[Rows from a data source]
====
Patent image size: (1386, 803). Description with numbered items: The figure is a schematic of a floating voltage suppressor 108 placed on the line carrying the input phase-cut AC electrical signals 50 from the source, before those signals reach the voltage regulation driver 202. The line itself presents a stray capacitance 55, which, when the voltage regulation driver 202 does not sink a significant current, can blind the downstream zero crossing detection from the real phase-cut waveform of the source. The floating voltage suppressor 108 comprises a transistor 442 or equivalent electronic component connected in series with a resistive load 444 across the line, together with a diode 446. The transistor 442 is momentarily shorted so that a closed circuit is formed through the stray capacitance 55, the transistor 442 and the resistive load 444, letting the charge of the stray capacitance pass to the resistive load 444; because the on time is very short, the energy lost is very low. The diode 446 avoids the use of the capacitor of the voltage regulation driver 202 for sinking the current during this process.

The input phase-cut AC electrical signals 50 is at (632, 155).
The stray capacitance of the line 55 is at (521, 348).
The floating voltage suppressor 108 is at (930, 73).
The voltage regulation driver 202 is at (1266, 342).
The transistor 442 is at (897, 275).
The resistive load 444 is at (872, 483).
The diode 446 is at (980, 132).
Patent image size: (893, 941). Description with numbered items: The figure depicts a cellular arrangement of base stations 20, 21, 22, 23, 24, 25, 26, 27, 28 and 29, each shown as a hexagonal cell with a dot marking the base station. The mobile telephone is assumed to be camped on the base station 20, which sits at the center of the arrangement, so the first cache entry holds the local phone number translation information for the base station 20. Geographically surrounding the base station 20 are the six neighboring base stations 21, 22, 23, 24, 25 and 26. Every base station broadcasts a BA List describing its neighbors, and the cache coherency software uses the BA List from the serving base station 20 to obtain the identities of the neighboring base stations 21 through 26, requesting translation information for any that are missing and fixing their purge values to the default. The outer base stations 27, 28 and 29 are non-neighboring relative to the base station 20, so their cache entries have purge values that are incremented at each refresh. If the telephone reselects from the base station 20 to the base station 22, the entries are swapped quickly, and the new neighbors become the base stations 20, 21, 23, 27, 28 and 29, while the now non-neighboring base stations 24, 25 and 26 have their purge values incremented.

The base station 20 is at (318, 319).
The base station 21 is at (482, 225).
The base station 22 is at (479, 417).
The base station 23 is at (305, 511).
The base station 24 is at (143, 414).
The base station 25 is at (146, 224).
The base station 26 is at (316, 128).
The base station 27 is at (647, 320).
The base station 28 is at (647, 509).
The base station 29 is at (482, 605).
====
Express the lines between the one containing "Patent image size: (893, 941)." and the one containing "The base station 27 is at (647, 320).", inclusive, as a numbered list, leaving out blank lines.

**Response for this exercise:**
1. Patent image size: (893, 941). Description with numbered items: The figure depicts a cellular arrangement of base stations 20, 21, 22, 23, 24, 25, 26, 27, 28 and 29, each shown as a hexagonal cell with a dot marking the base station. The mobile telephone is assumed to be camped on the base station 20, which sits at the center of the arrangement, so the first cache entry holds the local phone number translation information for the base station 20. Geographically surrounding the base station 20 are the six neighboring base stations 21, 22, 23, 24, 25 and 26. Every base station broadcasts a BA List describing its neighbors, and the cache coherency software uses the BA List from the serving base station 20 to obtain the identities of the neighboring base stations 21 through 26, requesting translation information for any that are missing and fixing their purge values to the default. The outer base stations 27, 28 and 29 are non-neighboring relative to the base station 20, so their cache entries have purge values that are incremented at each refresh. If the telephone reselects from the base station 20 to the base station 22, the entries are swapped quickly, and the new neighbors become the base stations 20, 21, 23, 27, 28 and 29, while the now non-neighboring base stations 24, 25 and 26 have their purge values incremented.
2. The base station 20 is at (318, 319).
3. The base station 21 is at (482, 225).
4. The base station 22 is at (479, 417).
5. The base station 23 is at (305, 511).
6. The base station 24 is at (143, 414).
7. The base station 25 is at (146, 224).
8. The base station 26 is at (316, 128).
9. The base station 27 is at (647, 320).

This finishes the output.